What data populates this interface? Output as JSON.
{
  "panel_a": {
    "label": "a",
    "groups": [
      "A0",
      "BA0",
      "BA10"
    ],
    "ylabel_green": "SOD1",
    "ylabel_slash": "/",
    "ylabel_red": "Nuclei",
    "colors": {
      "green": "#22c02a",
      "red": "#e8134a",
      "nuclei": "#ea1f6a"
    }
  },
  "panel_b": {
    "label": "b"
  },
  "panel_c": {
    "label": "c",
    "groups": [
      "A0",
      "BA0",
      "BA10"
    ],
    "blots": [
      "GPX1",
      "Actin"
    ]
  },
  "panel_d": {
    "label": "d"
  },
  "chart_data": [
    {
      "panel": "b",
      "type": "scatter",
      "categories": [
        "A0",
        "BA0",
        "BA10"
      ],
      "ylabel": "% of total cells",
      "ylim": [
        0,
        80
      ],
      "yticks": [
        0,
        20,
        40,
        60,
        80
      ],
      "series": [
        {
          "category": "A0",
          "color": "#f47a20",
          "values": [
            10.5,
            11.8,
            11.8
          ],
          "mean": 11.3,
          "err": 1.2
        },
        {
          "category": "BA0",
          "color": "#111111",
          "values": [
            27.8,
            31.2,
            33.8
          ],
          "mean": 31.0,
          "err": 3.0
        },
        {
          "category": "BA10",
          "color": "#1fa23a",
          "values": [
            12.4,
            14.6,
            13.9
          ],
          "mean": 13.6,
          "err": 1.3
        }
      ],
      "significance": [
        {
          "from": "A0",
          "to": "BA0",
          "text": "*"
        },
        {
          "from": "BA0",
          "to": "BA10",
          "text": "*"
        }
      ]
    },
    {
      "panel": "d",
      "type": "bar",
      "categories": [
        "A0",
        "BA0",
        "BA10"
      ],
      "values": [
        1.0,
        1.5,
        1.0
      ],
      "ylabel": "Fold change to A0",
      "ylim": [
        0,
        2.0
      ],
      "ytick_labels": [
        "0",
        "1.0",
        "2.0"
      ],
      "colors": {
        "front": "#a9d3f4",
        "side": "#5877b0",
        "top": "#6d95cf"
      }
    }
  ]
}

━━━

▶ _Task requirements_
Give back each line above exactly as written.

▶ _Result of the task_
What data populates this interface? Output as JSON.
{
  "panel_a": {
    "label": "a",
    "groups": [
      "A0",
      "BA0",
      "BA10"
    ],
    "ylabel_green": "SOD1",
    "ylabel_slash": "/",
    "ylabel_red": "Nuclei",
    "colors": {
      "green": "#22c02a",
      "red": "#e8134a",
      "nuclei": "#ea1f6a"
    }
  },
  "panel_b": {
    "label": "b"
  },
  "panel_c": {
    "label": "c",
    "groups": [
      "A0",
      "BA0",
      "BA10"
    ],
    "blots": [
      "GPX1",
      "Actin"
    ]
  },
  "panel_d": {
    "label": "d"
  },
  "chart_data": [
    {
      "panel": "b",
      "type": "scatter",
      "categories": [
        "A0",
        "BA0",
        "BA10"
      ],
      "ylabel": "% of total cells",
      "ylim": [
        0,
        80
      ],
      "yticks": [
        0,
        20,
        40,
        60,
        80
      ],
      "series": [
        {
          "category": "A0",
          "color": "#f47a20",
          "values": [
            10.5,
            11.8,
            11.8
          ],
          "mean": 11.3,
          "err": 1.2
        },
        {
          "category": "BA0",
          "color": "#111111",
          "values": [
            27.8,
            31.2,
            33.8
          ],
          "mean": 31.0,
          "err": 3.0
        },
        {
          "category": "BA10",
          "color": "#1fa23a",
          "values": [
            12.4,
            14.6,
            13.9
          ],
          "mean": 13.6,
          "err": 1.3
        }
      ],
      "significance": [
        {
          "from": "A0",
          "to": "BA0",
          "text": "*"
        },
        {
          "from": "BA0",
          "to": "BA10",
          "text": "*"
        }
      ]
    },
    {
      "panel": "d",
      "type": "bar",
      "categories": [
        "A0",
        "BA0",
        "BA10"
      ],
      "values": [
        1.0,
        1.5,
        1.0
      ],
      "ylabel": "Fold change to A0",
      "ylim": [
        0,
        2.0
      ],
      "ytick_labels": [
        "0",
        "1.0",
        "2.0"
      ],
      "colors": {
        "front": "#a9d3f4",
        "side": "#5877b0",
        "top": "#6d95cf"
      }
    }
  ]
}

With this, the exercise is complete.